Task input
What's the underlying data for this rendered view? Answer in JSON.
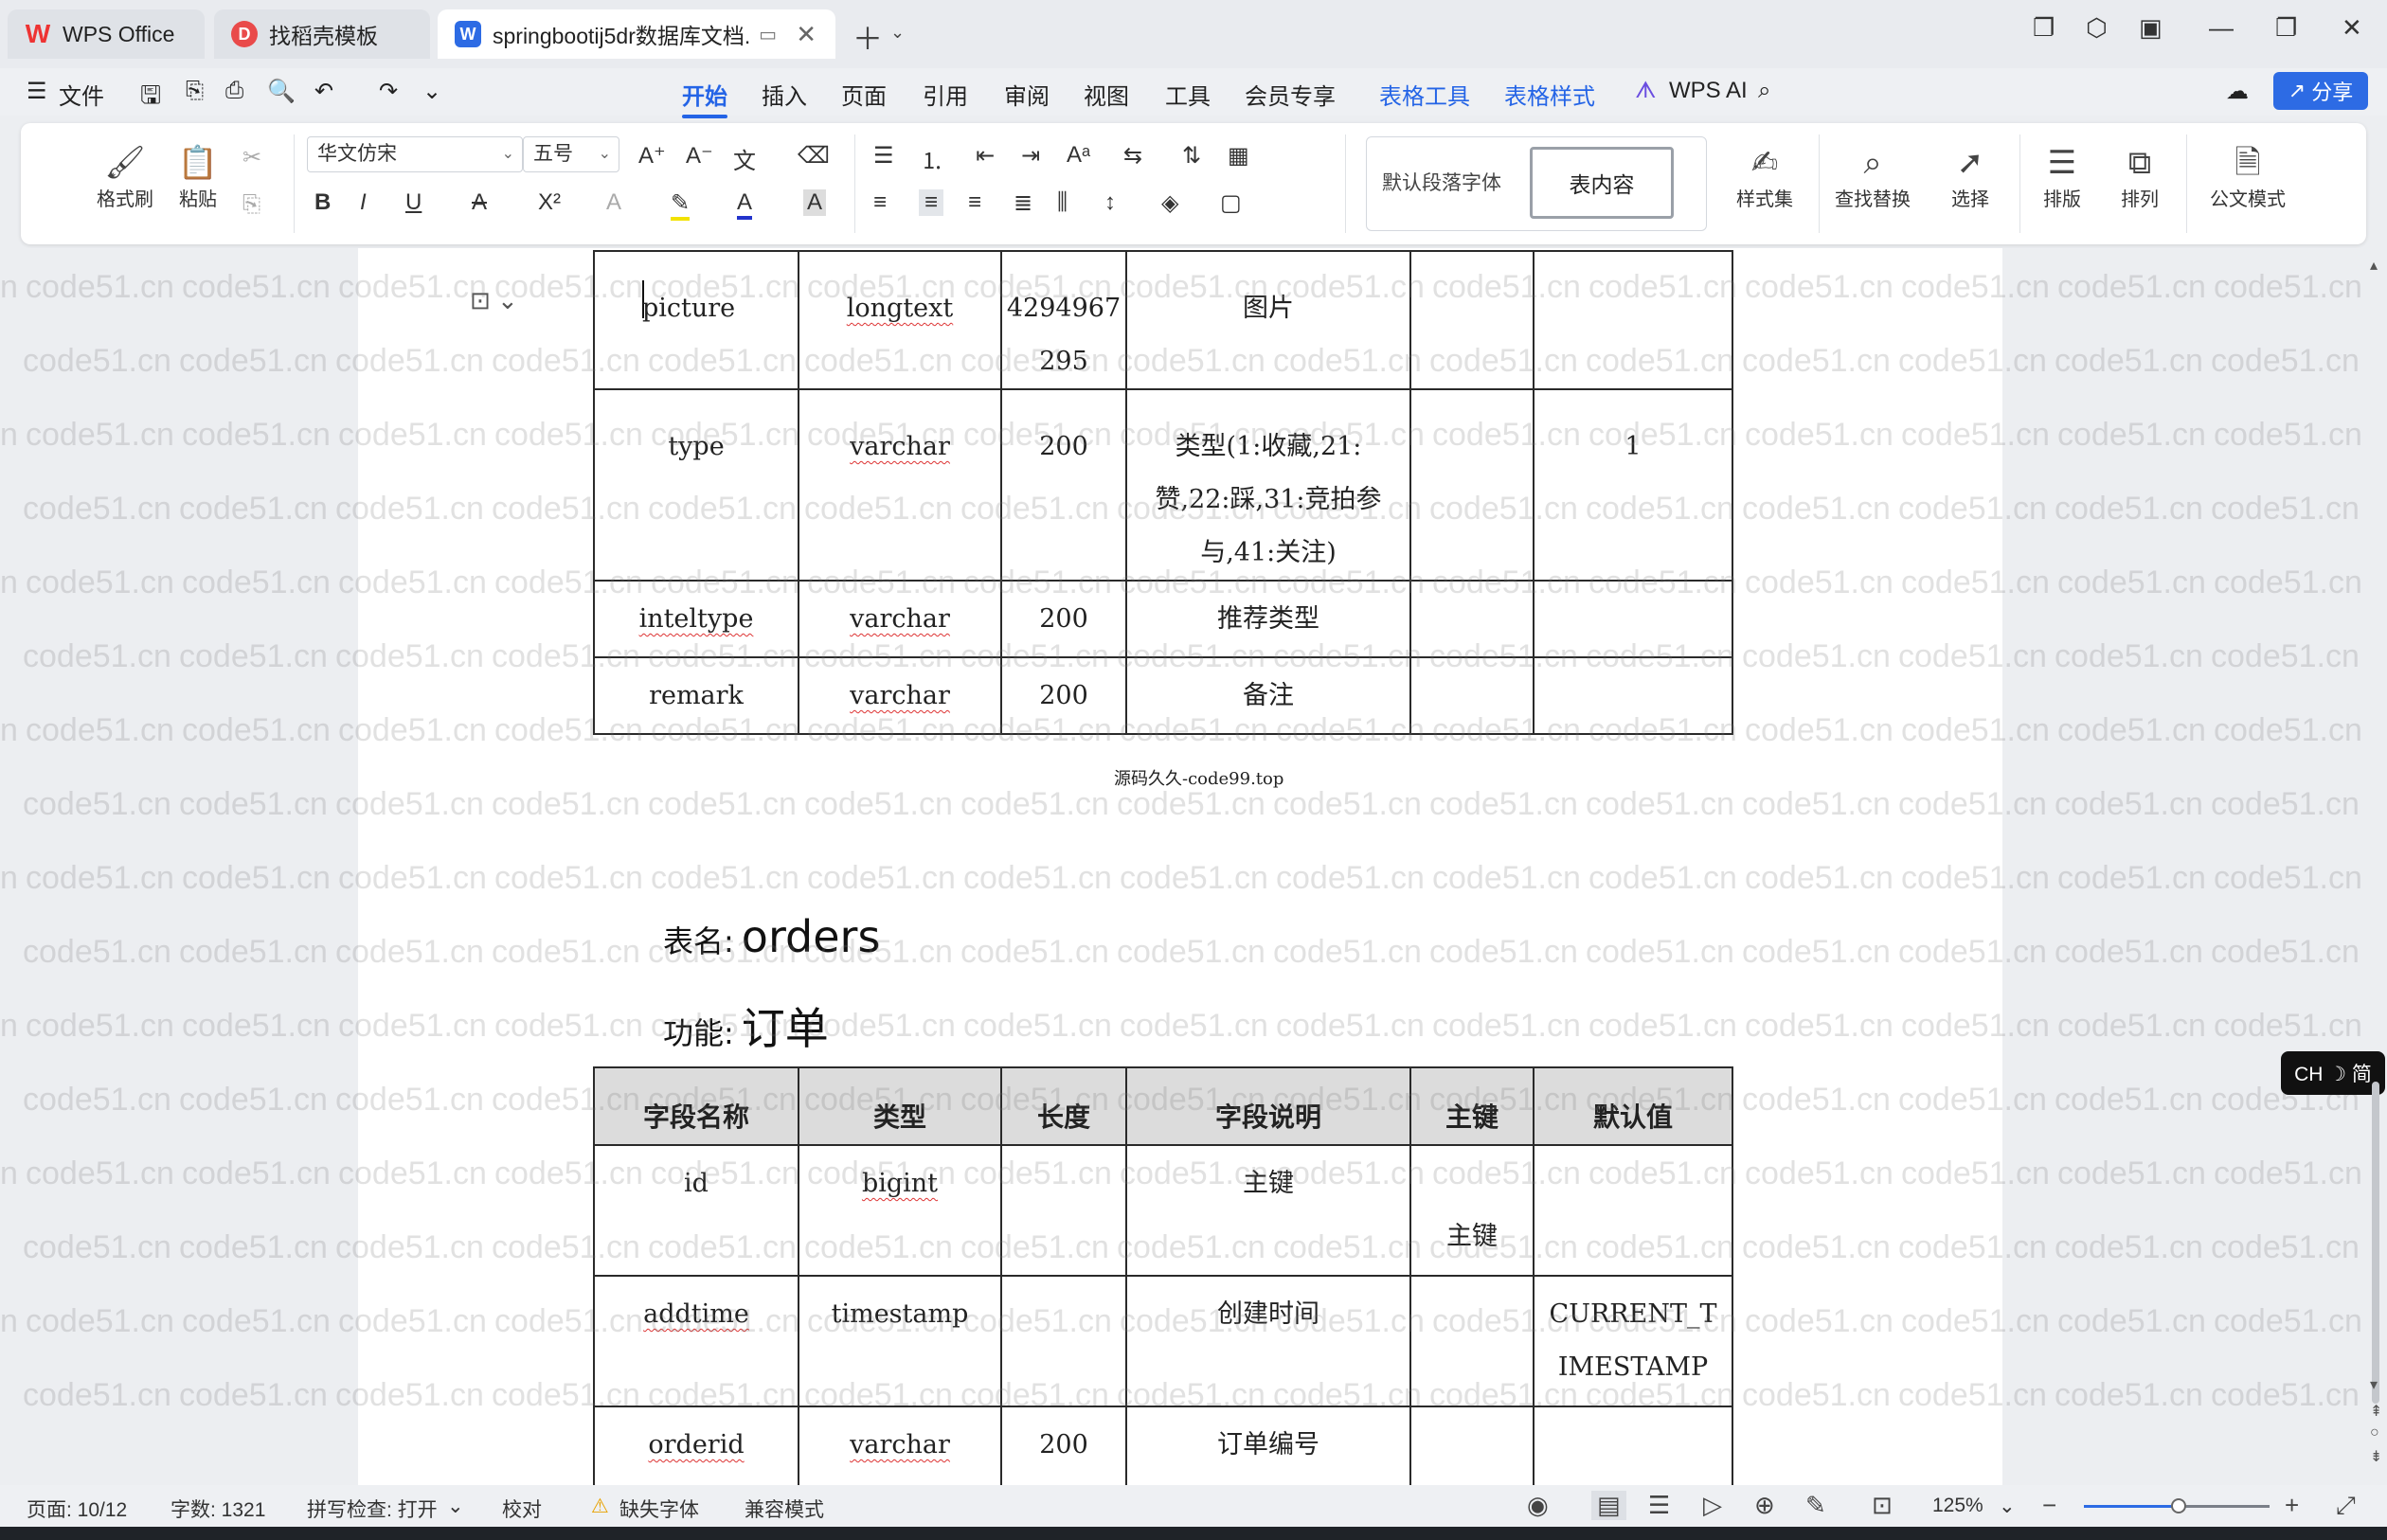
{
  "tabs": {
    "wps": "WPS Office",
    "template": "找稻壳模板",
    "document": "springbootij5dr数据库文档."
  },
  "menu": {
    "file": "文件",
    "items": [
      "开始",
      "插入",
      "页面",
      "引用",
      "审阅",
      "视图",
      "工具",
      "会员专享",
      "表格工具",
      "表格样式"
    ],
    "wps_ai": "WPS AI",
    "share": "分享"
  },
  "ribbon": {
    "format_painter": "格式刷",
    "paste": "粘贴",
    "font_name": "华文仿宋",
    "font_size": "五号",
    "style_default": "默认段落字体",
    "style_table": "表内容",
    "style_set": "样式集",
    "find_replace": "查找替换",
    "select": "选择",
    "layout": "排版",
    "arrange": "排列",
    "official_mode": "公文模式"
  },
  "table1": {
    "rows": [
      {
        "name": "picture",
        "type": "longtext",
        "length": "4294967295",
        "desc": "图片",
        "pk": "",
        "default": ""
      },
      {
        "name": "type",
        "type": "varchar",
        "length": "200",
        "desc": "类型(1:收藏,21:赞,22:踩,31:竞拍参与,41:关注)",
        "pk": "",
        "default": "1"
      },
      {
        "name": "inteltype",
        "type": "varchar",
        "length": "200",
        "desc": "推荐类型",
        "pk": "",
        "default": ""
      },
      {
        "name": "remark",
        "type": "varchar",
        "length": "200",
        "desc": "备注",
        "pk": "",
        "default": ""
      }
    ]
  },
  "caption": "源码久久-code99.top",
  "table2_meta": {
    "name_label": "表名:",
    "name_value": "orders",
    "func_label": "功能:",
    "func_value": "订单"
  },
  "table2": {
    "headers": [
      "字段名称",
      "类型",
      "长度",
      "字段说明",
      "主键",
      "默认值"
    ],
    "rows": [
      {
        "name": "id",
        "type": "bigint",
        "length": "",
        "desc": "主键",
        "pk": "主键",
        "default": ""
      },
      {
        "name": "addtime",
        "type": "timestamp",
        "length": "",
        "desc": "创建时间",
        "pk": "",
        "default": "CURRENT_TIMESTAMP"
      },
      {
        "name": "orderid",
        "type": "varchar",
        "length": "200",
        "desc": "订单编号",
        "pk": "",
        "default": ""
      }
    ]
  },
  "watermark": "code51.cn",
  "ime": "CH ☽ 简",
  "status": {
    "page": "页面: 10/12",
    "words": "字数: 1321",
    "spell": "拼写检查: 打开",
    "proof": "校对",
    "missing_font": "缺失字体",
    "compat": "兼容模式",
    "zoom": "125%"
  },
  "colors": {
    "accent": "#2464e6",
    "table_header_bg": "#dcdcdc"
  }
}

What you will do
Make an exact copy of the records above, with the pictures left out.

Exercise answer
What's the underlying data for this rendered view? Answer in JSON.
{
  "tabs": {
    "wps": "WPS Office",
    "template": "找稻壳模板",
    "document": "springbootij5dr数据库文档."
  },
  "menu": {
    "file": "文件",
    "items": [
      "开始",
      "插入",
      "页面",
      "引用",
      "审阅",
      "视图",
      "工具",
      "会员专享",
      "表格工具",
      "表格样式"
    ],
    "wps_ai": "WPS AI",
    "share": "分享"
  },
  "ribbon": {
    "format_painter": "格式刷",
    "paste": "粘贴",
    "font_name": "华文仿宋",
    "font_size": "五号",
    "style_default": "默认段落字体",
    "style_table": "表内容",
    "style_set": "样式集",
    "find_replace": "查找替换",
    "select": "选择",
    "layout": "排版",
    "arrange": "排列",
    "official_mode": "公文模式"
  },
  "table1": {
    "rows": [
      {
        "name": "picture",
        "type": "longtext",
        "length": "4294967295",
        "desc": "图片",
        "pk": "",
        "default": ""
      },
      {
        "name": "type",
        "type": "varchar",
        "length": "200",
        "desc": "类型(1:收藏,21:赞,22:踩,31:竞拍参与,41:关注)",
        "pk": "",
        "default": "1"
      },
      {
        "name": "inteltype",
        "type": "varchar",
        "length": "200",
        "desc": "推荐类型",
        "pk": "",
        "default": ""
      },
      {
        "name": "remark",
        "type": "varchar",
        "length": "200",
        "desc": "备注",
        "pk": "",
        "default": ""
      }
    ]
  },
  "caption": "源码久久-code99.top",
  "table2_meta": {
    "name_label": "表名:",
    "name_value": "orders",
    "func_label": "功能:",
    "func_value": "订单"
  },
  "table2": {
    "headers": [
      "字段名称",
      "类型",
      "长度",
      "字段说明",
      "主键",
      "默认值"
    ],
    "rows": [
      {
        "name": "id",
        "type": "bigint",
        "length": "",
        "desc": "主键",
        "pk": "主键",
        "default": ""
      },
      {
        "name": "addtime",
        "type": "timestamp",
        "length": "",
        "desc": "创建时间",
        "pk": "",
        "default": "CURRENT_TIMESTAMP"
      },
      {
        "name": "orderid",
        "type": "varchar",
        "length": "200",
        "desc": "订单编号",
        "pk": "",
        "default": ""
      }
    ]
  },
  "watermark": "code51.cn",
  "ime": "CH ☽ 简",
  "status": {
    "page": "页面: 10/12",
    "words": "字数: 1321",
    "spell": "拼写检查: 打开",
    "proof": "校对",
    "missing_font": "缺失字体",
    "compat": "兼容模式",
    "zoom": "125%"
  },
  "colors": {
    "accent": "#2464e6",
    "table_header_bg": "#dcdcdc"
  }
}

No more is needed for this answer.